** START **
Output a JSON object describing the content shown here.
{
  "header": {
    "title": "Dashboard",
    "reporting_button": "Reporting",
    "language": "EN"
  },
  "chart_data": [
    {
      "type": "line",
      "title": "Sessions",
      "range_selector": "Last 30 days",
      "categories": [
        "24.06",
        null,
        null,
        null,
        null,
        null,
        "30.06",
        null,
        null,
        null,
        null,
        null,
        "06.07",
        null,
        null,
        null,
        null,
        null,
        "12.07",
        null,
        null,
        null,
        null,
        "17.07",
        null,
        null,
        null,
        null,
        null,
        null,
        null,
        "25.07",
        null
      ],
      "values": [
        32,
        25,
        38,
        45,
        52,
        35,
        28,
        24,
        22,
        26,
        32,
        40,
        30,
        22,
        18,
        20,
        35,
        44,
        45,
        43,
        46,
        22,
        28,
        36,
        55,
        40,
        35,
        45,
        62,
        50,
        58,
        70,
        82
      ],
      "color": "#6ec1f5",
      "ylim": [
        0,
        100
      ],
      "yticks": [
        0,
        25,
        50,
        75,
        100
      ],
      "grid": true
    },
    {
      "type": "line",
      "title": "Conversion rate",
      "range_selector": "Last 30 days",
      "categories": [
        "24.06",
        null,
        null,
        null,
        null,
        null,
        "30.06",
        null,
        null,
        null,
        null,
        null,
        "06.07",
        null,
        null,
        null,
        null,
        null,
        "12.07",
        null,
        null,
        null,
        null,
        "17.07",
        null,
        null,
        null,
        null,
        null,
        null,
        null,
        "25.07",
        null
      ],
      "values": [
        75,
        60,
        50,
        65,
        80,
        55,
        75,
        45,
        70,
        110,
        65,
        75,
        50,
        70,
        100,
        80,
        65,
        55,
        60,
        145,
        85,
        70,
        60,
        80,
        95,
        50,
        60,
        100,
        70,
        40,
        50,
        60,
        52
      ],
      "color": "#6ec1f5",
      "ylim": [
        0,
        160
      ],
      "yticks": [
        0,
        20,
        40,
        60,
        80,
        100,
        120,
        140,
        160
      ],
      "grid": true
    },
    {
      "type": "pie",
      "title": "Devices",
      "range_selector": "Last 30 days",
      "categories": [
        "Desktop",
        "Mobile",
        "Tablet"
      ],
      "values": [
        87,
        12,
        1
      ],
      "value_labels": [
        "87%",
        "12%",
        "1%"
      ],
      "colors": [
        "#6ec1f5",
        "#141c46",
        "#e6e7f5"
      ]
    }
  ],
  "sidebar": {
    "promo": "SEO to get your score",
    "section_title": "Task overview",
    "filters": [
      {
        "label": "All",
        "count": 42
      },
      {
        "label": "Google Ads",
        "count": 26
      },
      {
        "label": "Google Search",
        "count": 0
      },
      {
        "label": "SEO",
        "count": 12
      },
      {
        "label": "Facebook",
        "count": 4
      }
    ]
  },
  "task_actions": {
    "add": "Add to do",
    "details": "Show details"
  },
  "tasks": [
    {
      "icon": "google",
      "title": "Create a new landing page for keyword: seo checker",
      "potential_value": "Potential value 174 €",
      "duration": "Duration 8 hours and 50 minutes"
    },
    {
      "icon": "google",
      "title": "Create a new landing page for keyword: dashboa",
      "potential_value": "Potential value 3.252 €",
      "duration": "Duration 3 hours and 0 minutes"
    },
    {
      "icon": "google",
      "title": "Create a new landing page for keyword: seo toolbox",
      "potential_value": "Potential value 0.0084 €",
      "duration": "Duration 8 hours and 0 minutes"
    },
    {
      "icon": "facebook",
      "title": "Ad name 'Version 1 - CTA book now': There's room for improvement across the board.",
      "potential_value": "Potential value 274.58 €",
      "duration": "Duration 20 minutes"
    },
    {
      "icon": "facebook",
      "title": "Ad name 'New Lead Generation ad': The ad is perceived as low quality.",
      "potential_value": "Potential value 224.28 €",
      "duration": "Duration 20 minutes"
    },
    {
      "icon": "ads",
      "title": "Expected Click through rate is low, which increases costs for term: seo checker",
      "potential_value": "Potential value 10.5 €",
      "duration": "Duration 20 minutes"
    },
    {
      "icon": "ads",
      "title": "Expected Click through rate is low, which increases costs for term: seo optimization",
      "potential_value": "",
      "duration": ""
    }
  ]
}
** END **
* _Goal_
Of all the lines in the listing above, how many include "duration"? Write only the number.

* _Task solution_
7